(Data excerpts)
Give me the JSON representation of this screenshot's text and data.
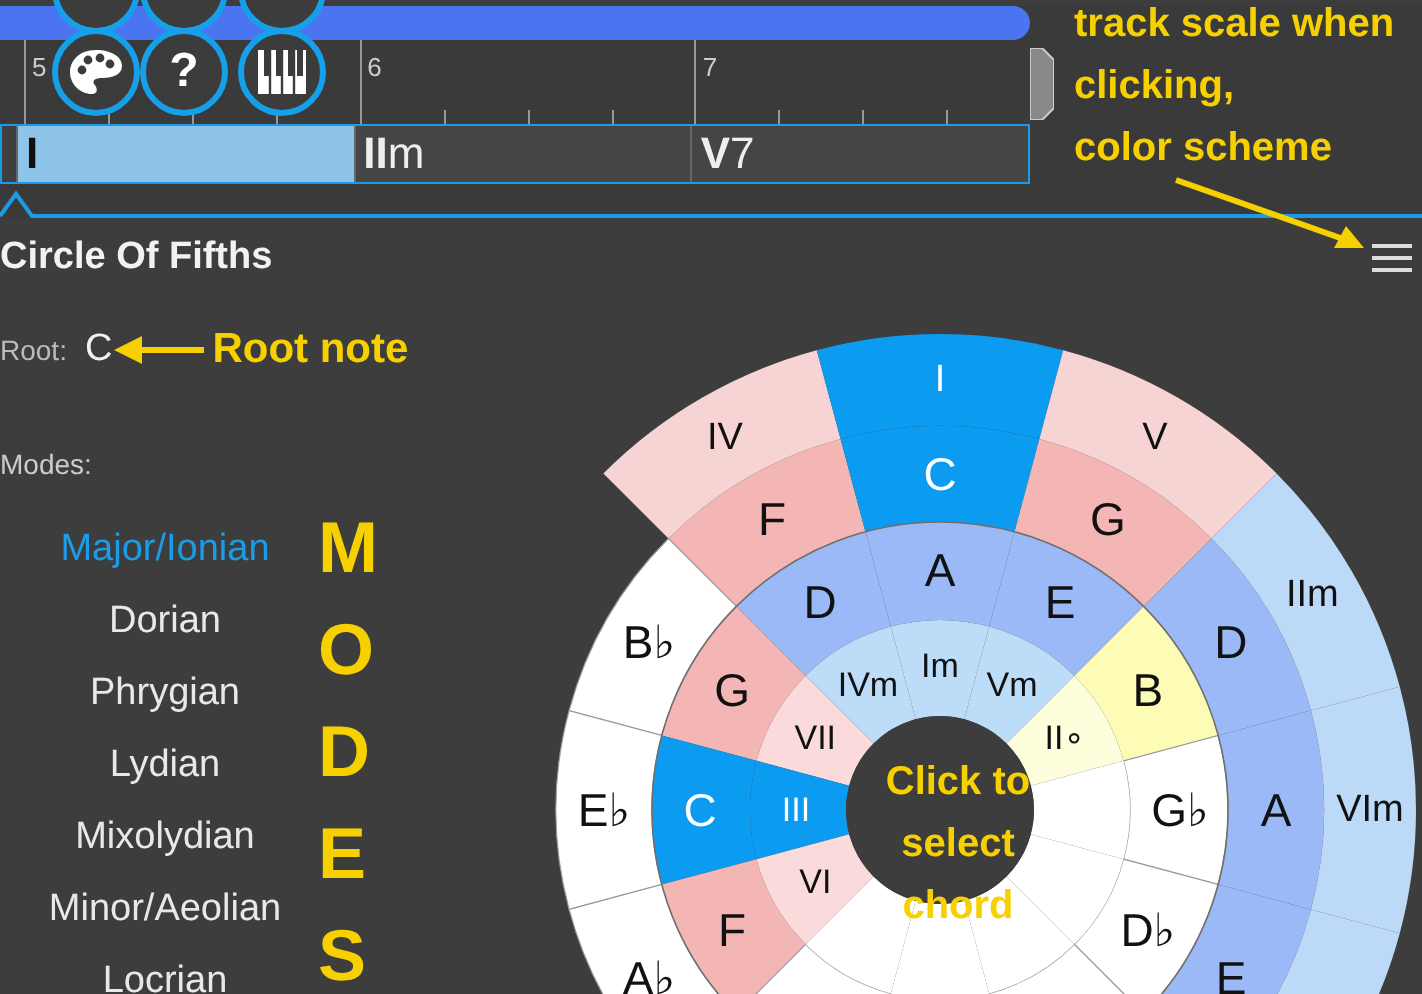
{
  "track_bar": {
    "level": 0.724
  },
  "tool_buttons": [
    {
      "kind": "palette"
    },
    {
      "kind": "help",
      "label": "?"
    },
    {
      "kind": "piano"
    }
  ],
  "timeline": {
    "bar_numbers": [
      "5",
      "6",
      "7"
    ],
    "chords": [
      {
        "numeral": "I",
        "selected": true
      },
      {
        "numeral": "II",
        "suffix": "m",
        "selected": false
      },
      {
        "numeral": "V",
        "suffix": "7",
        "selected": false
      }
    ]
  },
  "annotations": {
    "track_note": [
      "track scale when",
      "clicking,",
      "color scheme"
    ],
    "root_note": "Root note",
    "modes": "MODES",
    "click_chord": [
      "Click to",
      "select",
      "chord"
    ]
  },
  "panel": {
    "title": "Circle Of Fifths",
    "root_label": "Root:",
    "root_value": "C",
    "modes_label": "Modes:",
    "modes": [
      {
        "label": "Major/Ionian",
        "selected": true
      },
      {
        "label": "Dorian",
        "selected": false
      },
      {
        "label": "Phrygian",
        "selected": false
      },
      {
        "label": "Lydian",
        "selected": false
      },
      {
        "label": "Mixolydian",
        "selected": false
      },
      {
        "label": "Minor/Aeolian",
        "selected": false
      },
      {
        "label": "Locrian",
        "selected": false
      }
    ]
  },
  "wheel": {
    "outer_left": [
      {
        "note": "F",
        "degree": "IV",
        "kind": "major"
      },
      {
        "note": "B♭",
        "kind": "none"
      },
      {
        "note": "E♭",
        "kind": "none"
      },
      {
        "note": "A♭",
        "kind": "none"
      },
      {
        "kind": "none"
      }
    ],
    "outer_right": [
      {
        "note": "C",
        "degree": "I",
        "kind": "tonic"
      },
      {
        "note": "G",
        "degree": "V",
        "kind": "major"
      },
      {
        "note": "D",
        "degree": "IIm",
        "kind": "minor"
      },
      {
        "note": "A",
        "degree": "VIm",
        "kind": "minor"
      },
      {
        "note": "E",
        "kind": "minor"
      },
      {
        "kind": "none"
      },
      {
        "kind": "none"
      }
    ],
    "inner_left": [
      {
        "note": "D",
        "degree": "IVm",
        "kind": "minor"
      },
      {
        "note": "G",
        "degree": "VII",
        "kind": "major"
      },
      {
        "note": "C",
        "degree": "III",
        "kind": "tonic"
      },
      {
        "note": "F",
        "degree": "VI",
        "kind": "major"
      },
      {
        "kind": "none"
      }
    ],
    "inner_right": [
      {
        "note": "A",
        "degree": "Im",
        "kind": "minor"
      },
      {
        "note": "E",
        "degree": "Vm",
        "kind": "minor"
      },
      {
        "note": "B",
        "degree": "II∘",
        "kind": "dim"
      },
      {
        "note": "G♭",
        "kind": "none"
      },
      {
        "note": "D♭",
        "kind": "none"
      },
      {
        "kind": "none"
      },
      {
        "kind": "none"
      }
    ]
  }
}
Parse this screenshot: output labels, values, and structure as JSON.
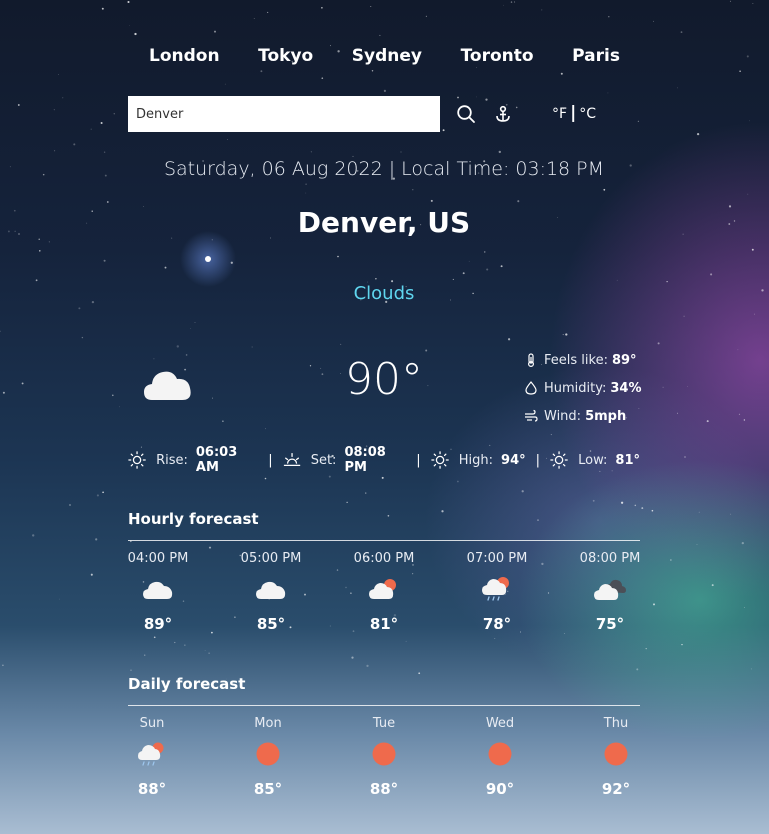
{
  "cities": [
    "London",
    "Tokyo",
    "Sydney",
    "Toronto",
    "Paris"
  ],
  "search": {
    "value": "Denver",
    "placeholder": ""
  },
  "units": {
    "fahrenheit": "°F",
    "separator": "|",
    "celsius": "°C"
  },
  "date_line": "Saturday, 06 Aug 2022 | Local Time: 03:18 PM",
  "location": "Denver, US",
  "condition": "Clouds",
  "current": {
    "temp": "90°",
    "icon": "cloud-icon",
    "feels_like_label": "Feels like:",
    "feels_like": "89°",
    "humidity_label": "Humidity:",
    "humidity": "34%",
    "wind_label": "Wind:",
    "wind": "5mph"
  },
  "sun": {
    "rise_label": "Rise:",
    "rise": "06:03 AM",
    "set_label": "Set:",
    "set": "08:08 PM",
    "high_label": "High:",
    "high": "94°",
    "low_label": "Low:",
    "low": "81°",
    "separator": "|"
  },
  "hourly": {
    "title": "Hourly forecast",
    "items": [
      {
        "label": "04:00 PM",
        "temp": "89°",
        "icon": "cloud-icon"
      },
      {
        "label": "05:00 PM",
        "temp": "85°",
        "icon": "cloud-icon"
      },
      {
        "label": "06:00 PM",
        "temp": "81°",
        "icon": "partly-cloudy-icon"
      },
      {
        "label": "07:00 PM",
        "temp": "78°",
        "icon": "sun-rain-icon"
      },
      {
        "label": "08:00 PM",
        "temp": "75°",
        "icon": "dark-clouds-icon"
      }
    ]
  },
  "daily": {
    "title": "Daily forecast",
    "items": [
      {
        "label": "Sun",
        "temp": "88°",
        "icon": "sun-rain-icon"
      },
      {
        "label": "Mon",
        "temp": "85°",
        "icon": "sun-icon"
      },
      {
        "label": "Tue",
        "temp": "88°",
        "icon": "sun-icon"
      },
      {
        "label": "Wed",
        "temp": "90°",
        "icon": "sun-icon"
      },
      {
        "label": "Thu",
        "temp": "92°",
        "icon": "sun-icon"
      }
    ]
  },
  "colors": {
    "condition": "#5fd6ef",
    "sun": "#ef6a4c",
    "cloud": "#f4f4f4"
  }
}
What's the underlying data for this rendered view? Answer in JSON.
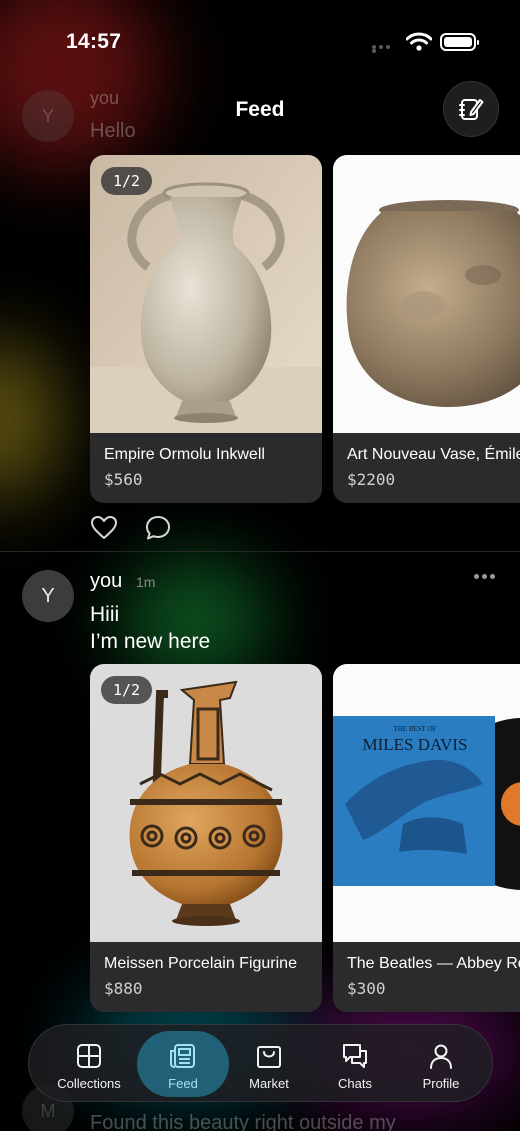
{
  "status_bar": {
    "time": "14:57"
  },
  "header": {
    "title": "Feed",
    "compose_icon": "compose-icon"
  },
  "faded_top_post": {
    "avatar_letter": "Y",
    "author": "you",
    "text": "Hello"
  },
  "posts": [
    {
      "cards": [
        {
          "title": "Empire Ormolu Inkwell",
          "price": "$560",
          "pager": "1/2"
        },
        {
          "title": "Art Nouveau Vase, Émile Gallé",
          "price": "$2200"
        }
      ],
      "actions": [
        "heart-icon",
        "comment-icon"
      ]
    },
    {
      "avatar_letter": "Y",
      "author": "you",
      "time_ago": "1m",
      "text_line1": "Hiii",
      "text_line2": "I’m new here",
      "cards": [
        {
          "title": "Meissen Porcelain Figurine",
          "price": "$880",
          "pager": "1/2"
        },
        {
          "title": "The Beatles — Abbey Road",
          "price": "$300"
        }
      ]
    }
  ],
  "record_cover": {
    "top": "THE BEST OF",
    "name": "MILES DAVIS"
  },
  "faded_bottom_post": {
    "avatar_letter": "M",
    "text": "Found this beauty right outside my"
  },
  "tab_bar": {
    "active": "Feed",
    "tabs": [
      {
        "label": "Collections",
        "icon": "grid-icon"
      },
      {
        "label": "Feed",
        "icon": "feed-icon"
      },
      {
        "label": "Market",
        "icon": "bag-icon"
      },
      {
        "label": "Chats",
        "icon": "chat-icon"
      },
      {
        "label": "Profile",
        "icon": "person-icon"
      }
    ]
  },
  "colors": {
    "background": "#000000",
    "active_tab": "#2896b9",
    "card": "#2b2b2d"
  }
}
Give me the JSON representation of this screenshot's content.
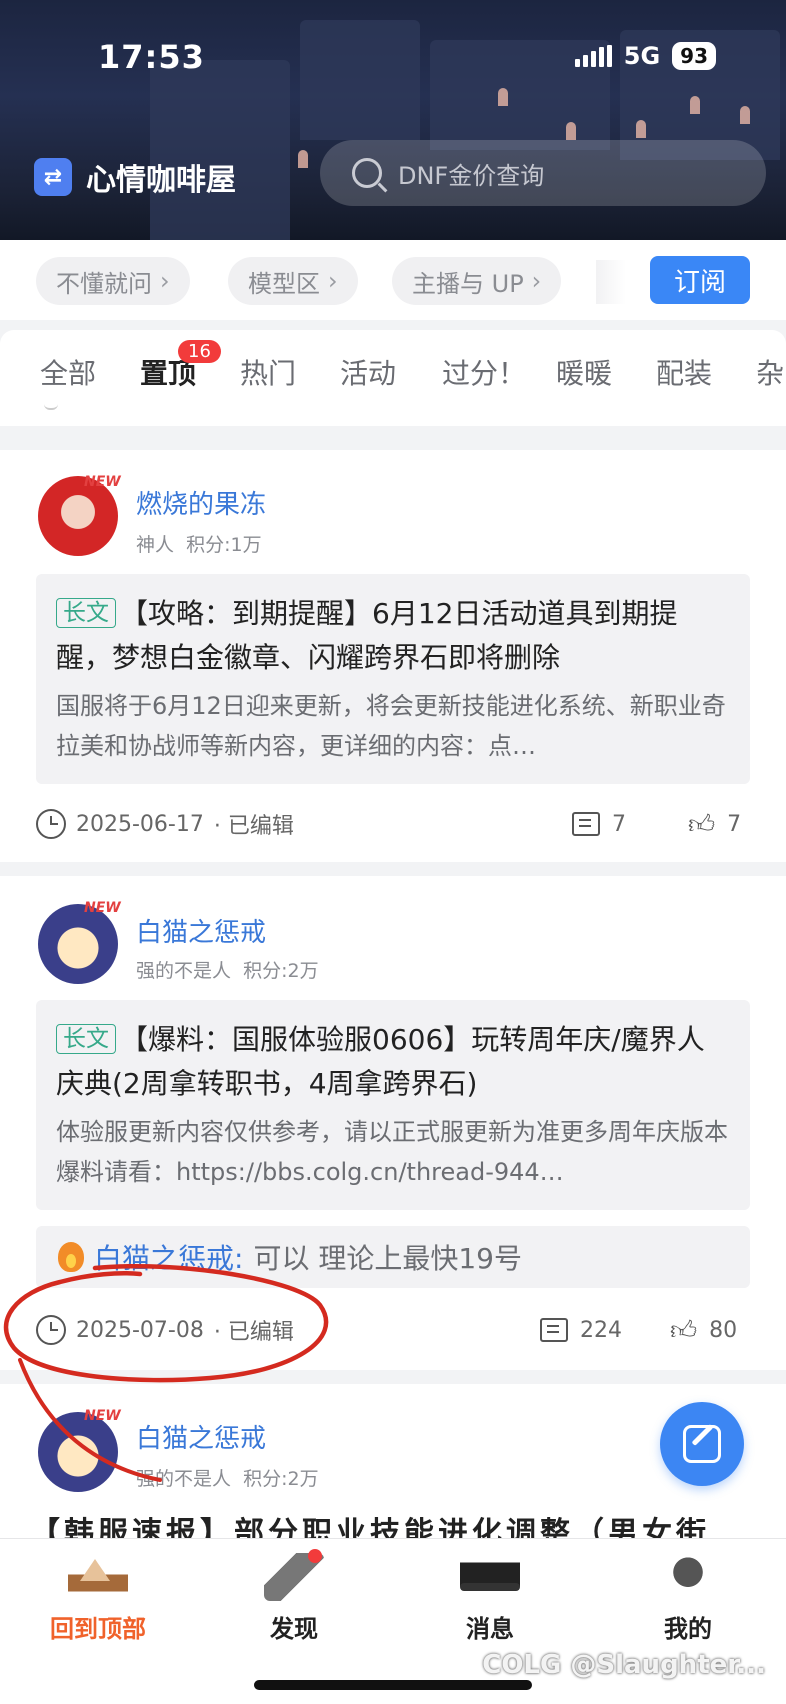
{
  "status_bar": {
    "time": "17:53",
    "network": "5G",
    "battery": "93"
  },
  "header": {
    "board_name": "心情咖啡屋",
    "search_placeholder": "DNF金价查询"
  },
  "tags": [
    {
      "label": "不懂就问"
    },
    {
      "label": "模型区"
    },
    {
      "label": "主播与 UP"
    }
  ],
  "subscribe_label": "订阅",
  "tabs": [
    {
      "label": "全部"
    },
    {
      "label": "置顶",
      "badge": "16"
    },
    {
      "label": "热门"
    },
    {
      "label": "活动"
    },
    {
      "label": "过分！"
    },
    {
      "label": "暖暖"
    },
    {
      "label": "配装"
    },
    {
      "label": "杂"
    }
  ],
  "posts": [
    {
      "author": "燃烧的果冻",
      "new_badge": "NEW",
      "rank": "神人",
      "score": "积分:1万",
      "label": "长文",
      "title": "【攻略：到期提醒】6月12日活动道具到期提醒，梦想白金徽章、闪耀跨界石即将删除",
      "summary": "国服将于6月12日迎来更新，将会更新技能进化系统、新职业奇拉美和协战师等新内容，更详细的内容：点…",
      "date": "2025-06-17",
      "edited": "· 已编辑",
      "comments": "7",
      "likes": "7"
    },
    {
      "author": "白猫之惩戒",
      "new_badge": "NEW",
      "rank": "强的不是人",
      "score": "积分:2万",
      "label": "长文",
      "title": "【爆料：国服体验服0606】玩转周年庆/魔界人庆典(2周拿转职书，4周拿跨界石)",
      "summary": "体验服更新内容仅供参考，请以正式服更新为准更多周年庆版本爆料请看：https://bbs.colg.cn/thread-944…",
      "hot_reply_author": "白猫之惩戒:",
      "hot_reply_text": "可以 理论上最快19号",
      "date": "2025-07-08",
      "edited": "· 已编辑",
      "comments": "224",
      "likes": "80"
    },
    {
      "author": "白猫之惩戒",
      "new_badge": "NEW",
      "rank": "强的不是人",
      "score": "积分:2万",
      "title": "【韩服速报】部分职业技能进化调整（男女街"
    }
  ],
  "bottom_nav": [
    {
      "label": "回到顶部"
    },
    {
      "label": "发现"
    },
    {
      "label": "消息"
    },
    {
      "label": "我的"
    }
  ],
  "watermark": "COLG @Slaughter...",
  "colors": {
    "accent": "#3a87f6",
    "author_link": "#3a78d8",
    "active_nav": "#f0622b",
    "long_label": "#36a98a",
    "badge": "#f23b3b",
    "annotation": "#d42a1f"
  }
}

--- What you will do ---
Pick out the lines that have the word "JSON". Copy them all.

--- Response to the exercise ---
Give me the JSON representation of this screenshot's text and data.
Parse this screenshot: output labels, values, and structure as JSON.
What's the underlying data for this rendered view? Answer in JSON.
Give me the JSON representation of this screenshot's content.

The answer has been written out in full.